What is required:
Collect the lines of the entries where "name" shows up.
====== Raw records
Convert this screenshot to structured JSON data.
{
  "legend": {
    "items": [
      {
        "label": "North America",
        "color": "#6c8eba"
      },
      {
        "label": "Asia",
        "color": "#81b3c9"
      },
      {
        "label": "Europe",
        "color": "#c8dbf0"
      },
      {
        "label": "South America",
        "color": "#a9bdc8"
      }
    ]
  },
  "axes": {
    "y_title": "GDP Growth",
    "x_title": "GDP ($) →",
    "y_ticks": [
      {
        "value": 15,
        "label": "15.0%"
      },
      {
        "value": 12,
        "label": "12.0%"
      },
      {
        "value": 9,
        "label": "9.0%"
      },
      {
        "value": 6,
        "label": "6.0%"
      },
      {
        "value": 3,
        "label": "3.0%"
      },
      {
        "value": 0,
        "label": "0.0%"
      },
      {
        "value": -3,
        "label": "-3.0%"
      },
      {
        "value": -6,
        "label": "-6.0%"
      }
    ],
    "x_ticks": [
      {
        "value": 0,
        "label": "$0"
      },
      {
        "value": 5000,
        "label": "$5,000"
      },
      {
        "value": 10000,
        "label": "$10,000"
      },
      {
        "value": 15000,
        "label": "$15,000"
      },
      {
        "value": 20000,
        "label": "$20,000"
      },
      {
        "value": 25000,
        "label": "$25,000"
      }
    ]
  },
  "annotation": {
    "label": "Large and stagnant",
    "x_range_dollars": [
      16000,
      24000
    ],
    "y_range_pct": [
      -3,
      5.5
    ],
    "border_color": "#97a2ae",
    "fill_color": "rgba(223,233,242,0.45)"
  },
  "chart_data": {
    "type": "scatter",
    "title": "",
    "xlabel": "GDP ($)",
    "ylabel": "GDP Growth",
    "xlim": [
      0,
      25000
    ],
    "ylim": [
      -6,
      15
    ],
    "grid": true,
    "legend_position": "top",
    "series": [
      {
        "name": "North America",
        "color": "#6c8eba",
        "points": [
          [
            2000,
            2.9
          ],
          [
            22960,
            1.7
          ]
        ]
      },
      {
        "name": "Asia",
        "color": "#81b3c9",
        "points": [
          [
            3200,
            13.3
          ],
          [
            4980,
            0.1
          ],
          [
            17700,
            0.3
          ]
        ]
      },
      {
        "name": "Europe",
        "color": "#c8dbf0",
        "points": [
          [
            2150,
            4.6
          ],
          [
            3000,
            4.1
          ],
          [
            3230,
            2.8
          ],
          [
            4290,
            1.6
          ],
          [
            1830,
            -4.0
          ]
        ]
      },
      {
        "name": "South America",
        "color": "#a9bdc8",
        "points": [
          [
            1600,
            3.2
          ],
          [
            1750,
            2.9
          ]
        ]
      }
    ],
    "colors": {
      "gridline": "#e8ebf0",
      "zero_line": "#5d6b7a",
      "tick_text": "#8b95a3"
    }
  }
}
============
Written reply:
        "name": "North America",
        "name": "Asia",
        "name": "Europe",
        "name": "South America",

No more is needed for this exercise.